=== Task to complete ===
Gather every line holding the string "this".

=== Information supplied ===
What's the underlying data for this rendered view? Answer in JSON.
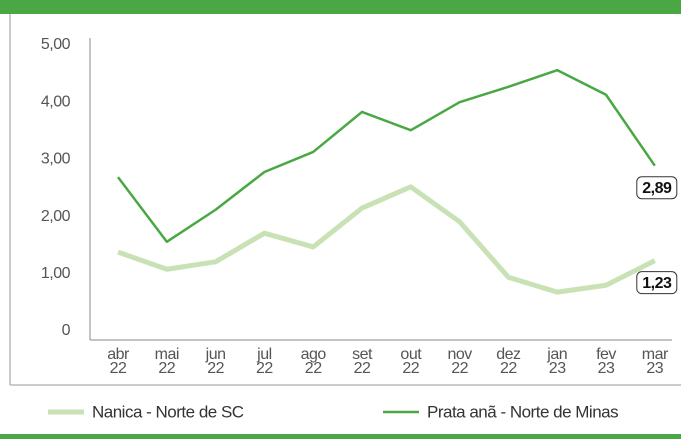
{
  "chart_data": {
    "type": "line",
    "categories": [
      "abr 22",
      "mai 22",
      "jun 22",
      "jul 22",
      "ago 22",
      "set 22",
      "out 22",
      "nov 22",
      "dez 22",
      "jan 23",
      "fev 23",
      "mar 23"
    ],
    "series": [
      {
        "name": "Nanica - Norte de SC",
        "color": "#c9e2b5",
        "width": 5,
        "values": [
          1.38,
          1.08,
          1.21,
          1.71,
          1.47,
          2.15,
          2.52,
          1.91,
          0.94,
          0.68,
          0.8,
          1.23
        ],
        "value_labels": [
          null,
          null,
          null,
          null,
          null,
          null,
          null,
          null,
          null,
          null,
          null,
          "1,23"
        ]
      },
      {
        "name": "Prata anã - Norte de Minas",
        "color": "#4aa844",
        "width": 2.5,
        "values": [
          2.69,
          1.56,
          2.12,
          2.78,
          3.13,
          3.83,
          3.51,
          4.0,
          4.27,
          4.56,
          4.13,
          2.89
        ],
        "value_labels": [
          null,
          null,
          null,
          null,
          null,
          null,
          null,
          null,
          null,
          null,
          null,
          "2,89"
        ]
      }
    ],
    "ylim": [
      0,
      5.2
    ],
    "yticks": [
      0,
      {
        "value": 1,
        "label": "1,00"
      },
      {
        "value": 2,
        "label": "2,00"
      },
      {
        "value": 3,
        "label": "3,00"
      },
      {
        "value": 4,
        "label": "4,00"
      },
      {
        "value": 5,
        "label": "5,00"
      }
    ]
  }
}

...

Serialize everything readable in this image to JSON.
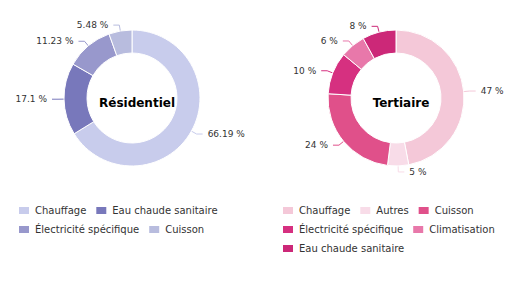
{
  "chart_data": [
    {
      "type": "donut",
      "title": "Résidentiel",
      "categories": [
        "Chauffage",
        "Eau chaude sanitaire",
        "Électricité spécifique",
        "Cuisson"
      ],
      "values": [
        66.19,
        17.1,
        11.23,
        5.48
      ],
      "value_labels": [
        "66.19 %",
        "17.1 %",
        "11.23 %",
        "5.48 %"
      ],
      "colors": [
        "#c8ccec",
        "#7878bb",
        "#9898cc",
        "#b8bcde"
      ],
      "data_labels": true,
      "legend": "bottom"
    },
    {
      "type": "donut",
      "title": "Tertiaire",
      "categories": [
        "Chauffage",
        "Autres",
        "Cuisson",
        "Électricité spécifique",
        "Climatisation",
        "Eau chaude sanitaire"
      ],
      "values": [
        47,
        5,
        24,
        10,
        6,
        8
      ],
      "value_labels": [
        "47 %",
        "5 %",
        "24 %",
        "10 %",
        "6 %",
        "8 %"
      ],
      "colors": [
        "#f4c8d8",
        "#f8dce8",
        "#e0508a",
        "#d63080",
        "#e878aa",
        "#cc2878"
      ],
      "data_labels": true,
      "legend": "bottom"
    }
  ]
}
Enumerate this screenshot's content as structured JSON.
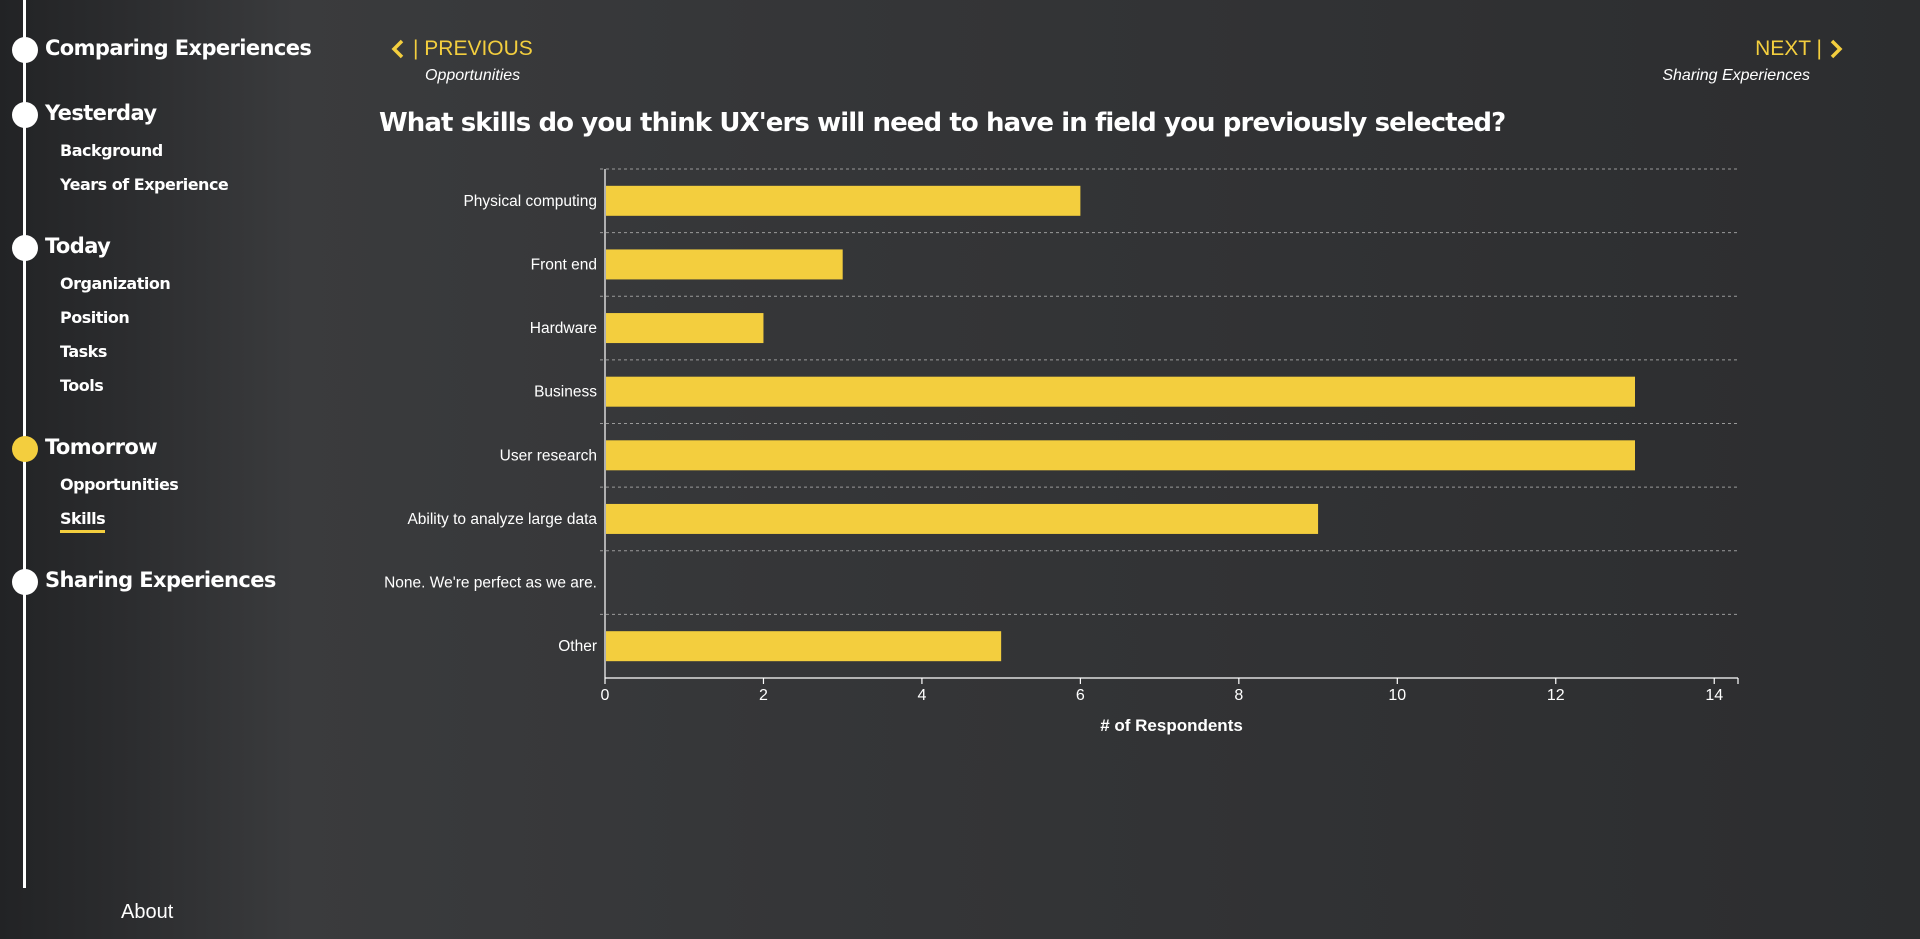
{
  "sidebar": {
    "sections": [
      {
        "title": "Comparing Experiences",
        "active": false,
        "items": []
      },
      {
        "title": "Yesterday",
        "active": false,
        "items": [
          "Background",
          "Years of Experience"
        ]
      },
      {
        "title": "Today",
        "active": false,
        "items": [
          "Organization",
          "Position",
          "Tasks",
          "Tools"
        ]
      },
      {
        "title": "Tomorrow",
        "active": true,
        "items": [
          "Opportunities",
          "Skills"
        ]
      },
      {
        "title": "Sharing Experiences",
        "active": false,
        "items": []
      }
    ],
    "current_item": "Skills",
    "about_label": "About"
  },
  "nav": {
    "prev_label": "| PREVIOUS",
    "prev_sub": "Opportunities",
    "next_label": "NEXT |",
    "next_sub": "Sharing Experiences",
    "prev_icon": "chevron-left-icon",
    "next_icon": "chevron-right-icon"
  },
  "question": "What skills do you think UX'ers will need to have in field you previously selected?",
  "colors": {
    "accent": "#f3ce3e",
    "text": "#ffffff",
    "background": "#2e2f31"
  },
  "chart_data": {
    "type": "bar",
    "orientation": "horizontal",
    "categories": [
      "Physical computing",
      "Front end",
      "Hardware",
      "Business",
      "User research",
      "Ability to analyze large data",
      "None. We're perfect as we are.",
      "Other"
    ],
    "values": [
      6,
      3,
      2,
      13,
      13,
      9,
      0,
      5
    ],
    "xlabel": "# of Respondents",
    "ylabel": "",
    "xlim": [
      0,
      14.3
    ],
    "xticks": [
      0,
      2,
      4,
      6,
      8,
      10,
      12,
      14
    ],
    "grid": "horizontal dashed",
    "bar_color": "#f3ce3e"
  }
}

=== Full answer ===
What's the underlying data for this rendered view? Answer in JSON.
Serialize everything readable in this image to JSON.
Enumerate this screenshot's content as structured JSON.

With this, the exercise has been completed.